EXERCISE INSTRUCTIONS
Single out the lines of the material that contain "JSON" and copy them.

──────── STORED ROWS ────────

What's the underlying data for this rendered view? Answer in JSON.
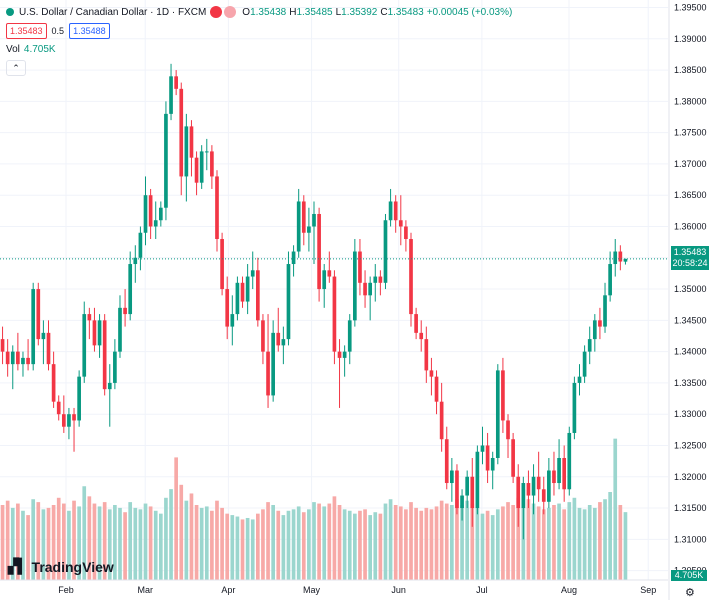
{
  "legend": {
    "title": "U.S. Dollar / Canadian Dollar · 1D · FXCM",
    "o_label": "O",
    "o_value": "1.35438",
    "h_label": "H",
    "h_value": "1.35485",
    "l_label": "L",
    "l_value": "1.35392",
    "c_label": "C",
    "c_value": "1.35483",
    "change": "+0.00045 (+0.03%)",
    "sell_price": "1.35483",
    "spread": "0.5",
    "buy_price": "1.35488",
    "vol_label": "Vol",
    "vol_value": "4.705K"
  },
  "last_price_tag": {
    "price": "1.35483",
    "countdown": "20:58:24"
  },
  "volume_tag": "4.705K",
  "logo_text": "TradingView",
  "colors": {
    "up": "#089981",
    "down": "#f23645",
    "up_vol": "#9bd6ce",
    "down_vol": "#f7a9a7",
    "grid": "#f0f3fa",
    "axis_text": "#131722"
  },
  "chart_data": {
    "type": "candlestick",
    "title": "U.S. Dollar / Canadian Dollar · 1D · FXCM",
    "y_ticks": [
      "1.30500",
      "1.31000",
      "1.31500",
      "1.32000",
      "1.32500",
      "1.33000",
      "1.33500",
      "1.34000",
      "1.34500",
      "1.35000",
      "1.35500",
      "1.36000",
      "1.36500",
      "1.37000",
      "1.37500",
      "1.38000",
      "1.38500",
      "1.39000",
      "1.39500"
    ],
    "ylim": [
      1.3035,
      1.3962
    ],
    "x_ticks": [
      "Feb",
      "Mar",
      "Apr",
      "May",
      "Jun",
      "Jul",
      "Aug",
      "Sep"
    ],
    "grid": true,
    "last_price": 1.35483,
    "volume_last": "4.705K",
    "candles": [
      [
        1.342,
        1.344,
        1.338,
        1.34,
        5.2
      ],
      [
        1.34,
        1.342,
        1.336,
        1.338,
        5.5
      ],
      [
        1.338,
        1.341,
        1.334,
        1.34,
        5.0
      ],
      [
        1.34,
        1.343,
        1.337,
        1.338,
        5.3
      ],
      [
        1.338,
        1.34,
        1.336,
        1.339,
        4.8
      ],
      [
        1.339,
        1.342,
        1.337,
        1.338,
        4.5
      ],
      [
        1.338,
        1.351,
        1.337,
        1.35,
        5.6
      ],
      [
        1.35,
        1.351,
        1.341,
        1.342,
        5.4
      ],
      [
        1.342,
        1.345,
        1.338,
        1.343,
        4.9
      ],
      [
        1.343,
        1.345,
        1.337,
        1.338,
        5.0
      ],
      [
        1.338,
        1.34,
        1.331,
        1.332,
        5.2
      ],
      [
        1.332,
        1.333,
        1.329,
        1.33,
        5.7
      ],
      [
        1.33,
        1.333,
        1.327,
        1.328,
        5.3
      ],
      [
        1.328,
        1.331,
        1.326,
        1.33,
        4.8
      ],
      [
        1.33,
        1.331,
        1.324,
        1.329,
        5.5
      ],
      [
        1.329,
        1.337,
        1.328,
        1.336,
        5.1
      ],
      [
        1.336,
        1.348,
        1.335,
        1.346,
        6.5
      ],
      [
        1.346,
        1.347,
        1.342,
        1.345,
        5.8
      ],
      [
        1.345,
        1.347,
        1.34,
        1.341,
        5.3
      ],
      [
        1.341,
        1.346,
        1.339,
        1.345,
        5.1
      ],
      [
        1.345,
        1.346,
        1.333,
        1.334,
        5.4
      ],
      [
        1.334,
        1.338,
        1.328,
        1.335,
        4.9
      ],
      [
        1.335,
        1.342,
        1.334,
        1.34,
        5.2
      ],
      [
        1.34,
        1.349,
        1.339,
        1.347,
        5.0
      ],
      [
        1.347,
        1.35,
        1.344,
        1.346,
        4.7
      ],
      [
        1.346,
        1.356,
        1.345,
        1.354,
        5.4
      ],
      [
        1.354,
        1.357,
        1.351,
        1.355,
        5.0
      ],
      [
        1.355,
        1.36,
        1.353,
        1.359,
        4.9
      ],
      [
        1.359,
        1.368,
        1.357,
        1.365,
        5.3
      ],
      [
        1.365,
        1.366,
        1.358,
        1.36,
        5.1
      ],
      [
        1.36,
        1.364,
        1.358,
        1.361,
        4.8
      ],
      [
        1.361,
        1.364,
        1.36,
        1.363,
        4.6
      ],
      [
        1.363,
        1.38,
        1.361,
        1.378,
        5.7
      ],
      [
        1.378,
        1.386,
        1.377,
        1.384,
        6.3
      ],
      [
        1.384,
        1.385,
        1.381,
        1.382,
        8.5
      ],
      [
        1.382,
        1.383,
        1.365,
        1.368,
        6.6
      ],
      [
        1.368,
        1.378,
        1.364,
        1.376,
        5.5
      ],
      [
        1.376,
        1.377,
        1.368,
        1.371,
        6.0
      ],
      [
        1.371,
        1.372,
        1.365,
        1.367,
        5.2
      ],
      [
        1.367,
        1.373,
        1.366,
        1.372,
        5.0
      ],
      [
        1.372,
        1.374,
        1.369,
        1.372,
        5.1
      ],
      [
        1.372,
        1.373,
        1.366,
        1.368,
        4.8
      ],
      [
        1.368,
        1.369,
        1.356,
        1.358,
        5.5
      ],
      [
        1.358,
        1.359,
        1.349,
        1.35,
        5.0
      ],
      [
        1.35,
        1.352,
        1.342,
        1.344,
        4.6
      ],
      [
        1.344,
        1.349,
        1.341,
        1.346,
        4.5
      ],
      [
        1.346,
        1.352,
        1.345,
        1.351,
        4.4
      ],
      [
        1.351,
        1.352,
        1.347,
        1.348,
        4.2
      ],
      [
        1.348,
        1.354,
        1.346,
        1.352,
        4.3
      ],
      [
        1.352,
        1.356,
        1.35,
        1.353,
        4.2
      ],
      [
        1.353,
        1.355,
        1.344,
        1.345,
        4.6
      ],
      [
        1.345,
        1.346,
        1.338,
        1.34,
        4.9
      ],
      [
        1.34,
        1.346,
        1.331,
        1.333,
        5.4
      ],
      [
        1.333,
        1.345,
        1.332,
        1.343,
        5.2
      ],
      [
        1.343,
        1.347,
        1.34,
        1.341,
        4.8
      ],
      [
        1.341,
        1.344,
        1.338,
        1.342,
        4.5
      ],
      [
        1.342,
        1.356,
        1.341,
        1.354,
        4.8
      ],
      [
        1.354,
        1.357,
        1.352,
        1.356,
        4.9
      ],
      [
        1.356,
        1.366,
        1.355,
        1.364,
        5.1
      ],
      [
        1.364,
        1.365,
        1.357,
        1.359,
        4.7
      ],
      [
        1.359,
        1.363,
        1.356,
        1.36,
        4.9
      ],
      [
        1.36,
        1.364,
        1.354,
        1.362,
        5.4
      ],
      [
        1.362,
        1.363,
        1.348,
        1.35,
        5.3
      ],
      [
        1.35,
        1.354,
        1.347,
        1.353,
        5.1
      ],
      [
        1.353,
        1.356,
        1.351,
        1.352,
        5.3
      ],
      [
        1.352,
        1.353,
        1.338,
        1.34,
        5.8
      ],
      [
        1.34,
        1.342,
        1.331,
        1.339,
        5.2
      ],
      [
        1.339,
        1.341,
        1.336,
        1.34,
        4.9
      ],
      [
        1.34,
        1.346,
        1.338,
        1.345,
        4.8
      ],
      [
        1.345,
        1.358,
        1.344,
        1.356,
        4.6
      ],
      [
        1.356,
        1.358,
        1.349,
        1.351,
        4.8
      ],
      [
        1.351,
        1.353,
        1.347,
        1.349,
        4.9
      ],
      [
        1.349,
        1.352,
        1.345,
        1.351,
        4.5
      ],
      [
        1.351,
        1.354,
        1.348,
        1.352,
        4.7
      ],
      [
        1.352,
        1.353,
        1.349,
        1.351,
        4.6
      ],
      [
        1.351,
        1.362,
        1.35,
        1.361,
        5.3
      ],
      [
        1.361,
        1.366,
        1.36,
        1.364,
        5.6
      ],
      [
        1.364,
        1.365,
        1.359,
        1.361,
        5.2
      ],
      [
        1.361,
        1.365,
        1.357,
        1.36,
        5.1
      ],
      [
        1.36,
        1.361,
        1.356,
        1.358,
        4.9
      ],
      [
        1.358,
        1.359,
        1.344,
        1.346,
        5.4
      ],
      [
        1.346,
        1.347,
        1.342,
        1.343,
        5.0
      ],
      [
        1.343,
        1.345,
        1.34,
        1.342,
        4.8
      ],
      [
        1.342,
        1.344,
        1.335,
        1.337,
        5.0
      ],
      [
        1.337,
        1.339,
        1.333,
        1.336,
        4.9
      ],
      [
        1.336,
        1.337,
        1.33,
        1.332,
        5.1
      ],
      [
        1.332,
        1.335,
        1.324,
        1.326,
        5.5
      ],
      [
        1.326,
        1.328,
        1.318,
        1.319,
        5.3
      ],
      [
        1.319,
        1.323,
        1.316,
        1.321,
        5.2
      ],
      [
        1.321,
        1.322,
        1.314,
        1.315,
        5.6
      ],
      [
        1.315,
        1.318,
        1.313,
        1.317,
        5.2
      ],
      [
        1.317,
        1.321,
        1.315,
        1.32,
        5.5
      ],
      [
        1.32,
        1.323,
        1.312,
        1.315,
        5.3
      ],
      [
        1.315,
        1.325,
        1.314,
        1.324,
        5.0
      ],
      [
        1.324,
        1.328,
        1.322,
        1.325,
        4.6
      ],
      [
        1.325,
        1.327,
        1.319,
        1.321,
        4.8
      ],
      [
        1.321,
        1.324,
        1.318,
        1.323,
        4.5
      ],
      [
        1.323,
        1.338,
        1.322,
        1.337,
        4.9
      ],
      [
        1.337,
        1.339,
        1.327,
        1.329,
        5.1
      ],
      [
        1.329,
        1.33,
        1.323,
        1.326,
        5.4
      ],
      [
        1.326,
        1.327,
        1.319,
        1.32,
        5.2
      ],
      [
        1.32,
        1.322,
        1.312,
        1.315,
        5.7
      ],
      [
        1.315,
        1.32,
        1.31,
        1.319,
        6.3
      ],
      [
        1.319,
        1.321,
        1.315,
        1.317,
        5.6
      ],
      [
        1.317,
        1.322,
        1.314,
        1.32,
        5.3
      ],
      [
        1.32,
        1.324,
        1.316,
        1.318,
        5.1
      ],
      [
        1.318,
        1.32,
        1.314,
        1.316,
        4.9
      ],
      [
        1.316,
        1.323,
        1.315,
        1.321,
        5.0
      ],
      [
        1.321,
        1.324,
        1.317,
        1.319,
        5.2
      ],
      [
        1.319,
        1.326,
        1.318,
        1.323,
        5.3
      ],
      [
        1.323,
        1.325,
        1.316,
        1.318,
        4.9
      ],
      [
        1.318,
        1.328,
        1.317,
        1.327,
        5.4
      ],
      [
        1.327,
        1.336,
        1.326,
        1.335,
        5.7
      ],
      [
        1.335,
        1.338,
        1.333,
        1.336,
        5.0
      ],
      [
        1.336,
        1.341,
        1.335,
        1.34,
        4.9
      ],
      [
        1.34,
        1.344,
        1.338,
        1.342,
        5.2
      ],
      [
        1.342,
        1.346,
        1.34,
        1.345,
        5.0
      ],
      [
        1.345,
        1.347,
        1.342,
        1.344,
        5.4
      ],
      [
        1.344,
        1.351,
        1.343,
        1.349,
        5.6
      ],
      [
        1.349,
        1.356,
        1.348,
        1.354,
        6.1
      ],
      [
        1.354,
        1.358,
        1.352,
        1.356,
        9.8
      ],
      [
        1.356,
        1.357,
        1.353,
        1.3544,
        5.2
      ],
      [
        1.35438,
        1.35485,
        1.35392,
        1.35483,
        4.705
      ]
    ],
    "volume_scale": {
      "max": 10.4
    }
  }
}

────────
──────── STORED ROWS ────────

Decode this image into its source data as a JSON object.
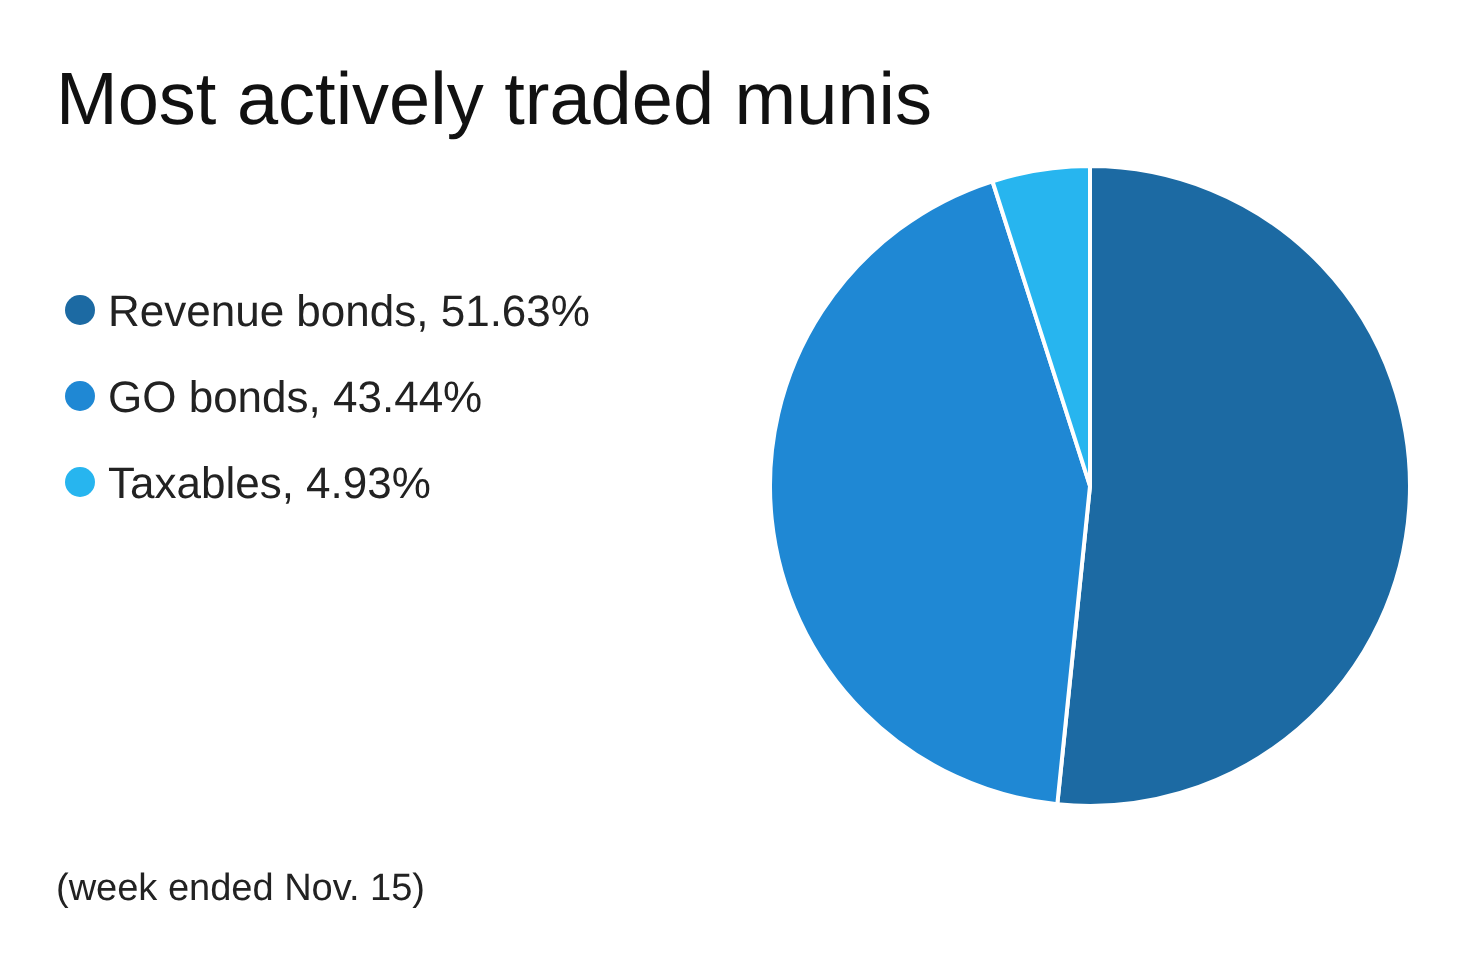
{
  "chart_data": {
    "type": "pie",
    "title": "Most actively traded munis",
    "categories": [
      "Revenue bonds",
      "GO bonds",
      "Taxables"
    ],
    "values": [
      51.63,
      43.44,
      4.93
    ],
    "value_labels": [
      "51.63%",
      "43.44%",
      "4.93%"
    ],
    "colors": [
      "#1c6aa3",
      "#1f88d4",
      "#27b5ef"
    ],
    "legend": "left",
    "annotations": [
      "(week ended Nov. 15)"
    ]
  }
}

────────

FINAL RESULT
What's the underlying data for this rendered view? Answer in JSON.
Decode this image into its source data as a JSON object.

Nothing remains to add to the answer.